EXERCISE TASK: Copy every line that holds "circled".

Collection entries
+ + + + + + +

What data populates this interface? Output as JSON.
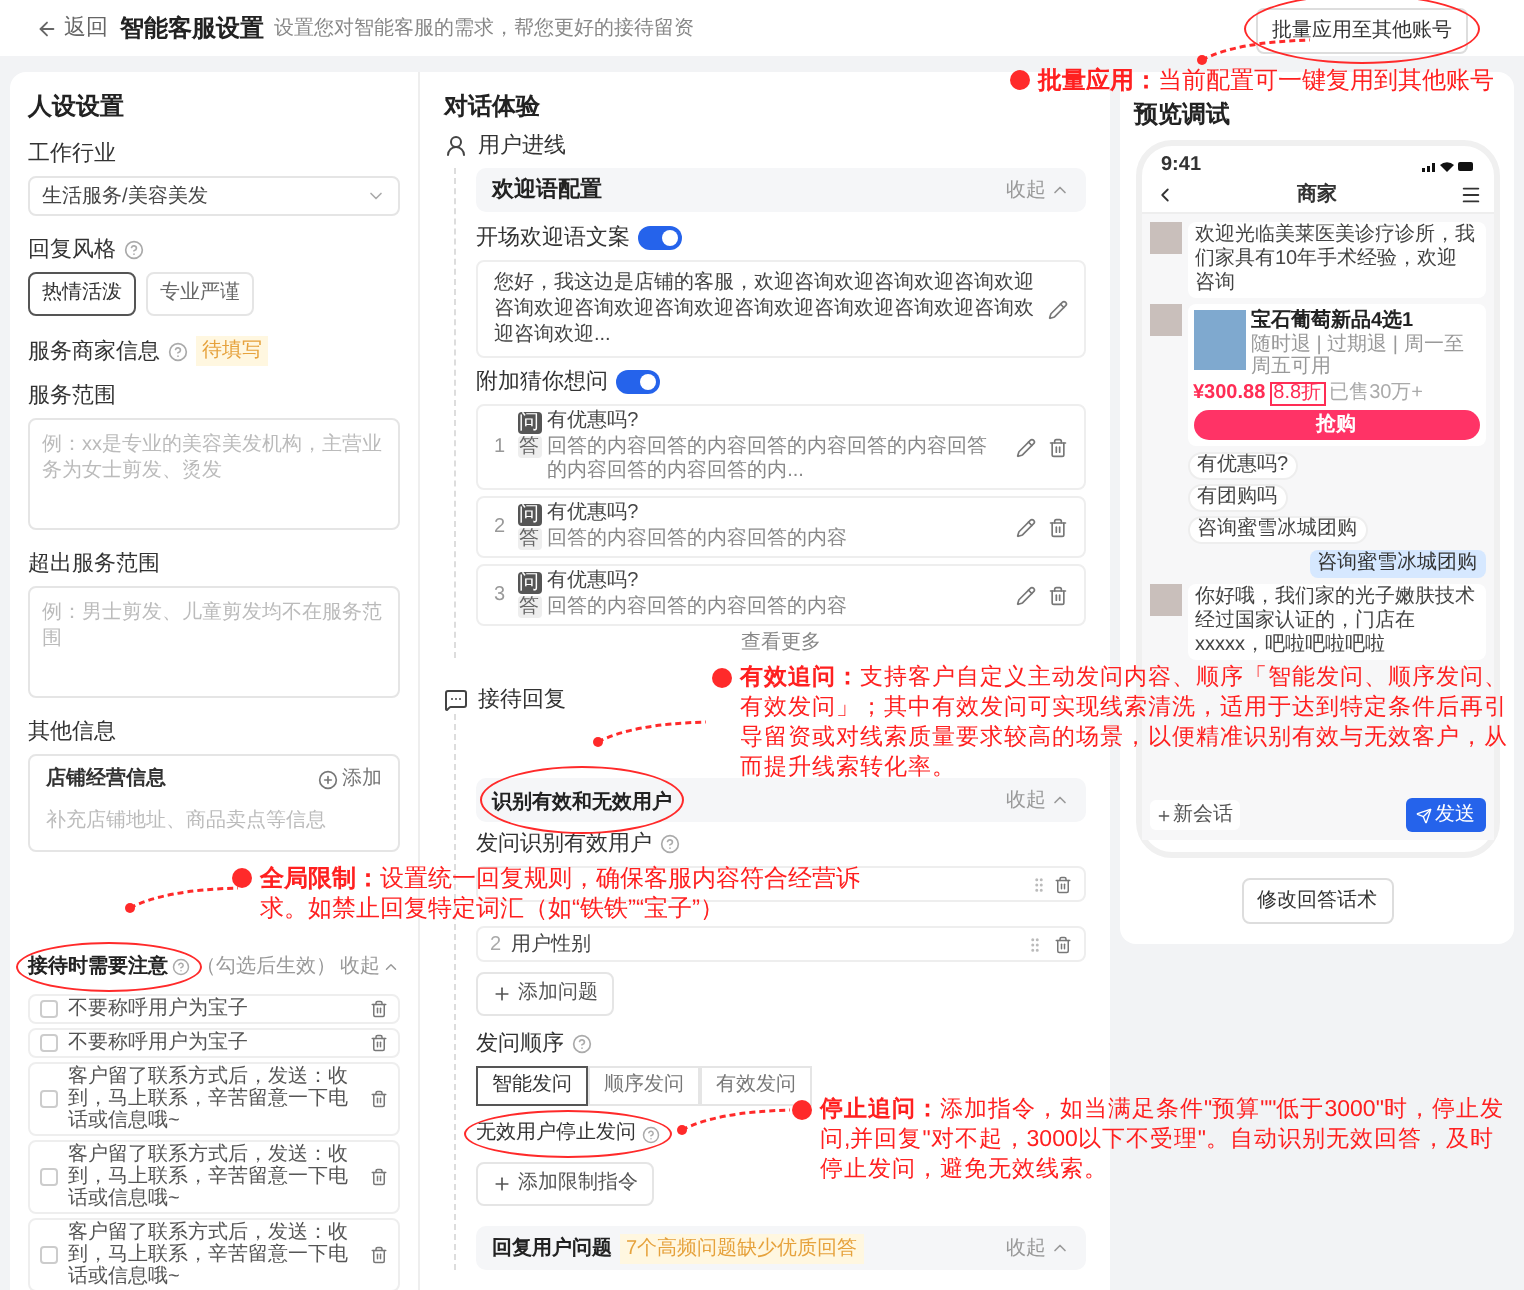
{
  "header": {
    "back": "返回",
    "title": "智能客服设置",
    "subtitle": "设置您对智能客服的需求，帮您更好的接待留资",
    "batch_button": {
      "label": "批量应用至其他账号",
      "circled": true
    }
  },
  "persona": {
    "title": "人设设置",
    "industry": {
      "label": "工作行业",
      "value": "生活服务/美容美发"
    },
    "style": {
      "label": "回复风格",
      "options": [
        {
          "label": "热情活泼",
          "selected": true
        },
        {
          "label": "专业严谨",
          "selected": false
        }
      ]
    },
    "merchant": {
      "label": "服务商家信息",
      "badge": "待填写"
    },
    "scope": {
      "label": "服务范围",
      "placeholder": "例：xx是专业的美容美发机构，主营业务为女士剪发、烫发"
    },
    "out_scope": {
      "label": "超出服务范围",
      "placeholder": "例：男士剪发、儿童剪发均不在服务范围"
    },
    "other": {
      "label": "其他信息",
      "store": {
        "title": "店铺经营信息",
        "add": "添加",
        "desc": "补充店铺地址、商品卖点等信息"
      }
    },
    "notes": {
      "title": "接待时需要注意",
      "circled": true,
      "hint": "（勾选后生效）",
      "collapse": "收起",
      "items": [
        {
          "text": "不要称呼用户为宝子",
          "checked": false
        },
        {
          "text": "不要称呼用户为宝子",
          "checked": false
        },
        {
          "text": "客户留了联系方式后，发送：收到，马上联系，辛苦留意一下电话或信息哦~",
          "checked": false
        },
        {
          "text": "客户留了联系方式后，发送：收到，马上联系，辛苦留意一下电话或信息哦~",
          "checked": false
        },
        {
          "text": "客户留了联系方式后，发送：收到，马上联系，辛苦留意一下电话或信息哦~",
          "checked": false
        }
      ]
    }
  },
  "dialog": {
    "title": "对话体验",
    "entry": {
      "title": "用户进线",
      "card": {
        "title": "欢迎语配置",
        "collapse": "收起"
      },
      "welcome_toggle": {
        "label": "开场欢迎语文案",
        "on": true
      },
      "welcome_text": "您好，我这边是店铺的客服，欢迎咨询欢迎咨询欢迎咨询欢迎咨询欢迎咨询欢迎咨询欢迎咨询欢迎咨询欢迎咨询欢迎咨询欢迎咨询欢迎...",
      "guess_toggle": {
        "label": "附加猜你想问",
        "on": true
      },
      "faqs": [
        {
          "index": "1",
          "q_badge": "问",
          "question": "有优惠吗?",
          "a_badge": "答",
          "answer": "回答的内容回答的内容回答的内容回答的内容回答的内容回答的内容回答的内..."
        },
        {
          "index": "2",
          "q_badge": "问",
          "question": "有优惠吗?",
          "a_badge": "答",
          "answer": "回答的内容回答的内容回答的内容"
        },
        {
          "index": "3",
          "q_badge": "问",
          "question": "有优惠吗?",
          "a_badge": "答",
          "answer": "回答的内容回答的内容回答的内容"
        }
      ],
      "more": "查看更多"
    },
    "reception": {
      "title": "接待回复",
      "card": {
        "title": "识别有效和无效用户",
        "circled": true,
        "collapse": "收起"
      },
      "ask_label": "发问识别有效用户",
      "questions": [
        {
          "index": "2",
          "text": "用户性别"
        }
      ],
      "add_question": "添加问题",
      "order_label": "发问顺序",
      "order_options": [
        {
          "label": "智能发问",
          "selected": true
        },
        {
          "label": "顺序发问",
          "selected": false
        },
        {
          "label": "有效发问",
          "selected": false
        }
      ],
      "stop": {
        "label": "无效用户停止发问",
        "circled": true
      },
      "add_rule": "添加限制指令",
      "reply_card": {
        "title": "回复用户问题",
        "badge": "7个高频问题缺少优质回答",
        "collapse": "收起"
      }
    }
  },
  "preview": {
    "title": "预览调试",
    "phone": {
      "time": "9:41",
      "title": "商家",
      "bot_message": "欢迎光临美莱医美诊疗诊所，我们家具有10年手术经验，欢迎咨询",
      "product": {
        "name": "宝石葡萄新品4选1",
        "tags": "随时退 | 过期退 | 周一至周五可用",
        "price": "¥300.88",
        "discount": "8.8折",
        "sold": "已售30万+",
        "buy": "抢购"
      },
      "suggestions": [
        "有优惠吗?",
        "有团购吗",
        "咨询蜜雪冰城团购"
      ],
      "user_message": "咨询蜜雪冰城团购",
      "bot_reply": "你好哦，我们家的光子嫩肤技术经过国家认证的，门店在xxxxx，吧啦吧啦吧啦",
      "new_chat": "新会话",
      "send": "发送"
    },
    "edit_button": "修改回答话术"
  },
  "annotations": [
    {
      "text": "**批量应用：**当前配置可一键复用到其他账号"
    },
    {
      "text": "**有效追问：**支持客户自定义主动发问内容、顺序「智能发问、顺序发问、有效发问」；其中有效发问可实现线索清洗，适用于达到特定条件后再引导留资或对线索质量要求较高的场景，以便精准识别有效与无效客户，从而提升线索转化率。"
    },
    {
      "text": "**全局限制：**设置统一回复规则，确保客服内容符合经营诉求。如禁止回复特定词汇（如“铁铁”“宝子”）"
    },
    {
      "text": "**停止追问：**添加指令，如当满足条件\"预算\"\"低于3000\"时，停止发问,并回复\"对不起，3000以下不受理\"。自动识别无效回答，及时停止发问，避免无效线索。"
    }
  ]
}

+ + + + + + +

OUTPUT:
      "circled": true
      "circled": true,
        "circled": true,
        "circled": true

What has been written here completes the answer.